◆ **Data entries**
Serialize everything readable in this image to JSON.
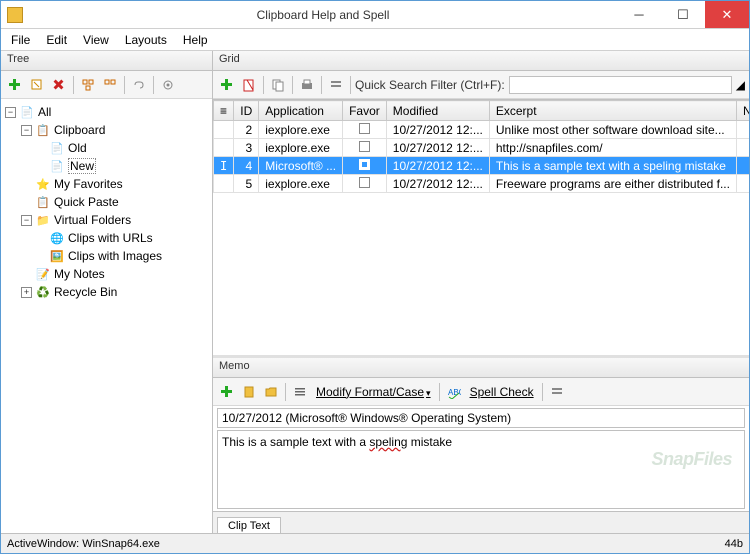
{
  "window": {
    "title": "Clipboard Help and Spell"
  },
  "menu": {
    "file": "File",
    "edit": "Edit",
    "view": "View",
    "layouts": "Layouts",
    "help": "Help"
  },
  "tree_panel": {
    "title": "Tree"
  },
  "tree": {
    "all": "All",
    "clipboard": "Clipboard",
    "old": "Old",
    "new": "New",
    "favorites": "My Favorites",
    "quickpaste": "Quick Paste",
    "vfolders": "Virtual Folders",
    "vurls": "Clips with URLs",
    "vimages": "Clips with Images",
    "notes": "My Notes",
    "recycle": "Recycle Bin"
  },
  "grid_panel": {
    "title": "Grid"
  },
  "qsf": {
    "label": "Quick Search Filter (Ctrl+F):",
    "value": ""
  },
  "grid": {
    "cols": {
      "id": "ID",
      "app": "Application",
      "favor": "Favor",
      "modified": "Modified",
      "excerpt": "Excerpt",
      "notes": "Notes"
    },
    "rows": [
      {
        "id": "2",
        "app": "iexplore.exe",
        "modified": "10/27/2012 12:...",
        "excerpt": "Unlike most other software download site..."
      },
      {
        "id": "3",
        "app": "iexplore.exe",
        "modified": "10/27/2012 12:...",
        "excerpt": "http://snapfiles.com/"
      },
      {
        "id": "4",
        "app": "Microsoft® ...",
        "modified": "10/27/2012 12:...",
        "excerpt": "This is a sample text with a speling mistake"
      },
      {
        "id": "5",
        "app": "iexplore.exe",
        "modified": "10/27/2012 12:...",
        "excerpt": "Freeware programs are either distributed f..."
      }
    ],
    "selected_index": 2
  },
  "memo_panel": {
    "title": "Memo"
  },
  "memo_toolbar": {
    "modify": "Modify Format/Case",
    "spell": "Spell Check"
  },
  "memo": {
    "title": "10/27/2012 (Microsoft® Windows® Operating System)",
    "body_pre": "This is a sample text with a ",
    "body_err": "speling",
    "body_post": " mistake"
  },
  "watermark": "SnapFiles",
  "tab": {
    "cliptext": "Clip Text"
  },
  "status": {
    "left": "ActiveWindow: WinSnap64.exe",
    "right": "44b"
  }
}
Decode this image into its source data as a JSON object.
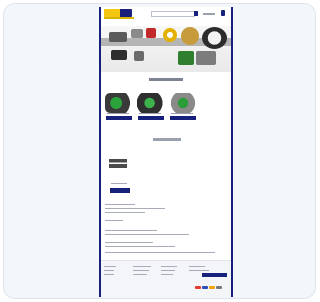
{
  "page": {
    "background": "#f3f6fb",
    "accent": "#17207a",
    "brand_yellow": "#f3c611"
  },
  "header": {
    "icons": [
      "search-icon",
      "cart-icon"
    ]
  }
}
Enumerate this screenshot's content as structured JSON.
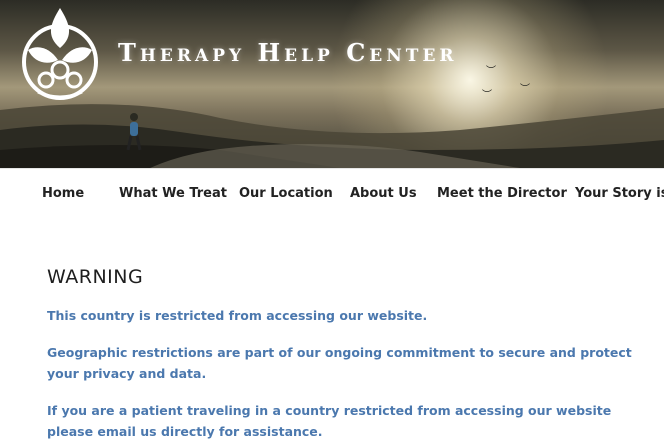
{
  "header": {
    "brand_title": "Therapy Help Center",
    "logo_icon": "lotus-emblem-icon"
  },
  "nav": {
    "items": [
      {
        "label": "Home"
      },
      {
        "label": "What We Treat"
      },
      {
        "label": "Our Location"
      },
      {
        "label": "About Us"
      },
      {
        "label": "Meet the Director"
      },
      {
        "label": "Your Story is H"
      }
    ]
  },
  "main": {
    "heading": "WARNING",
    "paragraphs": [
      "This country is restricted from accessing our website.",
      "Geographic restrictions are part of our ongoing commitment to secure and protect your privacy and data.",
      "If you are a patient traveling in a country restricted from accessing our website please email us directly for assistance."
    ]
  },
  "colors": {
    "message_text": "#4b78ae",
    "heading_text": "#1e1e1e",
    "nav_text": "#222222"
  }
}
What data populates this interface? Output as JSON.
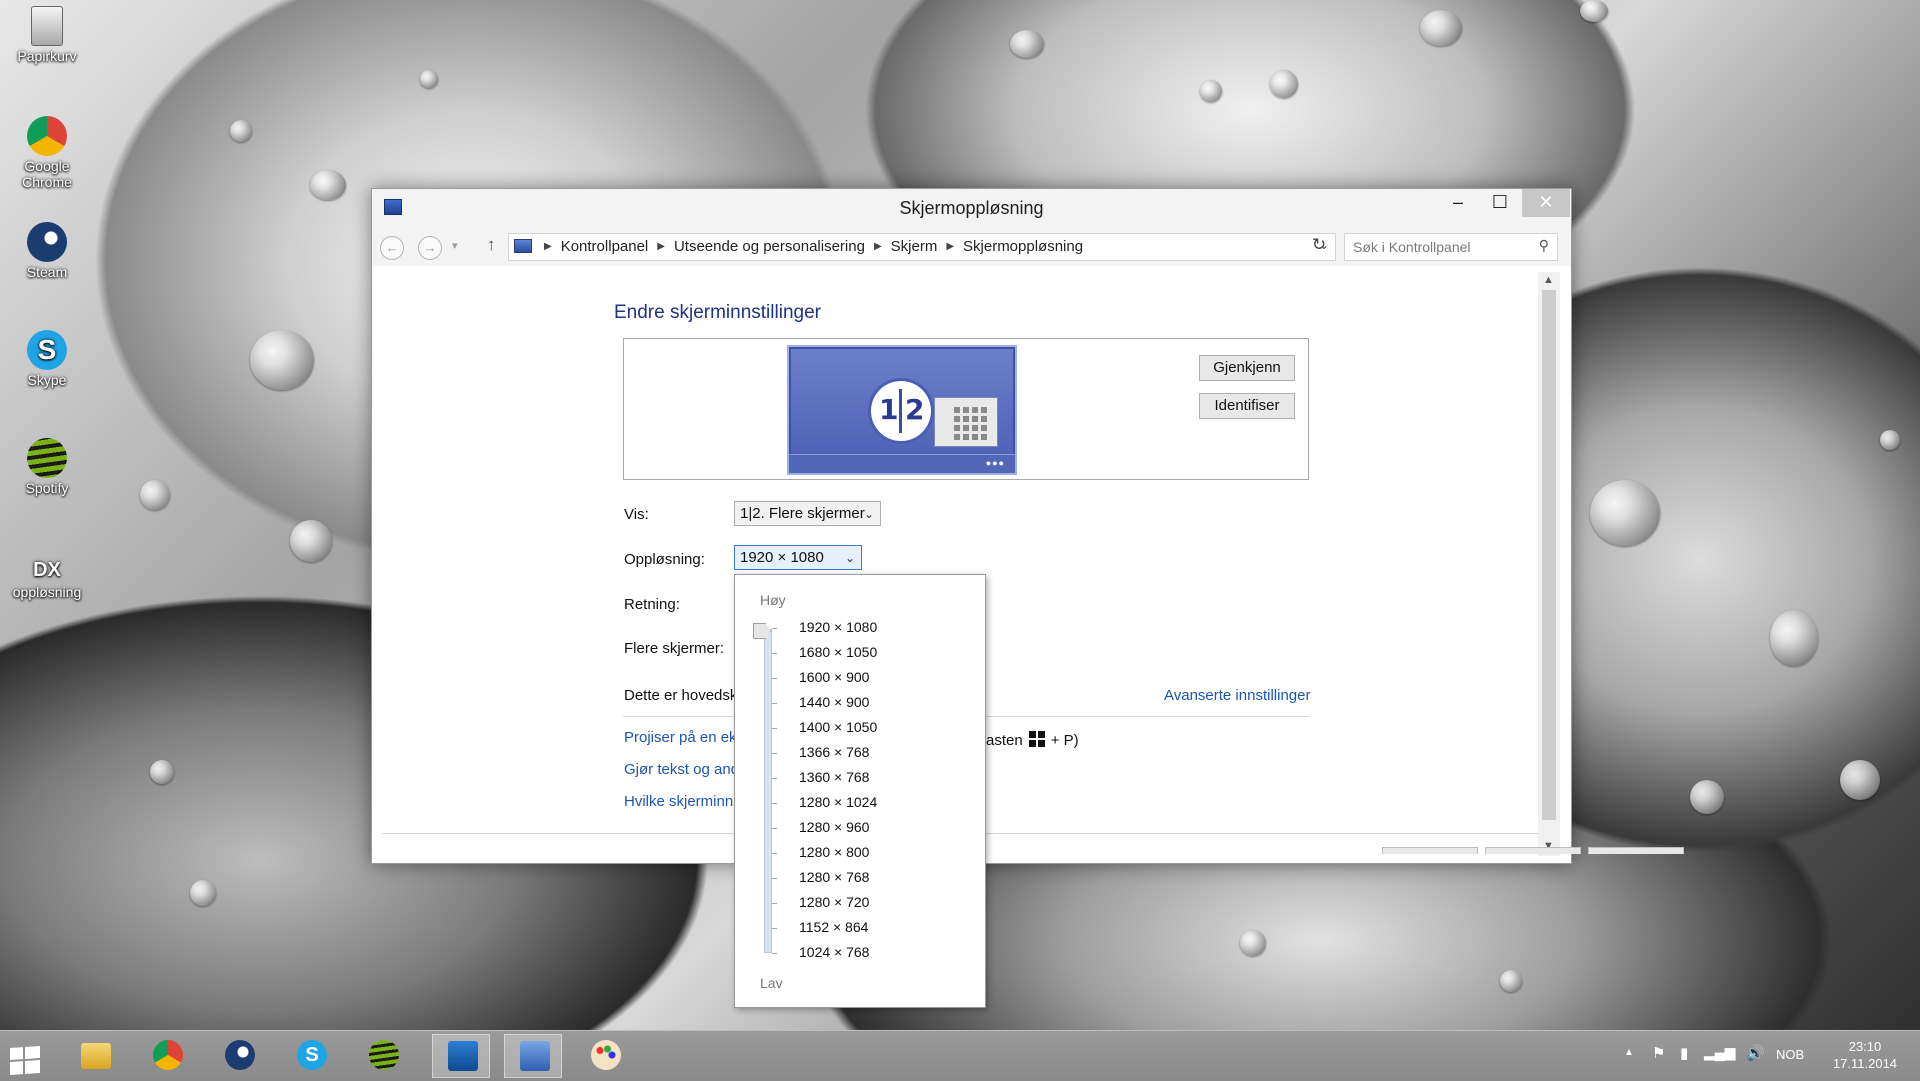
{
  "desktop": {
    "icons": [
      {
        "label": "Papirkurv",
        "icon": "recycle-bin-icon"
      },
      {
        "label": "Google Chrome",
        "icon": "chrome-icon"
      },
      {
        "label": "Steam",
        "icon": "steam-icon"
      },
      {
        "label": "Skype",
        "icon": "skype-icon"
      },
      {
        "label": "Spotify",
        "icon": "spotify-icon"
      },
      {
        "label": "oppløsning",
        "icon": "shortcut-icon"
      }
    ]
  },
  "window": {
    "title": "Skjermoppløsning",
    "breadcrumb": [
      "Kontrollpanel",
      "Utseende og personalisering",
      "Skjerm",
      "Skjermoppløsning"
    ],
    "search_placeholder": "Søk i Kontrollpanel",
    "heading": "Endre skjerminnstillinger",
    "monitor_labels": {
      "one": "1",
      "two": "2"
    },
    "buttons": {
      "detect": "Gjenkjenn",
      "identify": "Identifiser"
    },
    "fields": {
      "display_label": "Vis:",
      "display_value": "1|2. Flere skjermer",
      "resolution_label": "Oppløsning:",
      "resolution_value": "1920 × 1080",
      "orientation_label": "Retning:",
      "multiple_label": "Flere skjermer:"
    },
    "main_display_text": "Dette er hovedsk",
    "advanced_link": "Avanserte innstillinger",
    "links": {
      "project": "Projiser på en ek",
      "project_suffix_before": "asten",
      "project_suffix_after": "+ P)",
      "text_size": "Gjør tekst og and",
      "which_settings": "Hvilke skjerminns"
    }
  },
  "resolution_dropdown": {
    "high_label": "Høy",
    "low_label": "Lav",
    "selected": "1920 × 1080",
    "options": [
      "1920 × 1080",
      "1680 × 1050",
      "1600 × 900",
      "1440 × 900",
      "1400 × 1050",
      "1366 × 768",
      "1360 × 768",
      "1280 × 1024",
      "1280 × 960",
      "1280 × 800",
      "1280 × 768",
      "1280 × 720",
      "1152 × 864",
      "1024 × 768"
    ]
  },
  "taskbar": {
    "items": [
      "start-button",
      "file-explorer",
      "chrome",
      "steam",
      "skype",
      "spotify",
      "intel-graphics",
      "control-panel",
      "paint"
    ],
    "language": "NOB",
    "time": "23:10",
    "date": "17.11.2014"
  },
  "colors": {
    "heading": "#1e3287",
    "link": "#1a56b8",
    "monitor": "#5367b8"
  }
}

◆ **REQUIRED TASK**
Where a line holds "Microsoft", copy it out.

◆ **WRITTEN SOLUTION**
        "app": "Microsoft® ...",
    "title": "10/27/2012 (Microsoft® Windows® Operating System)",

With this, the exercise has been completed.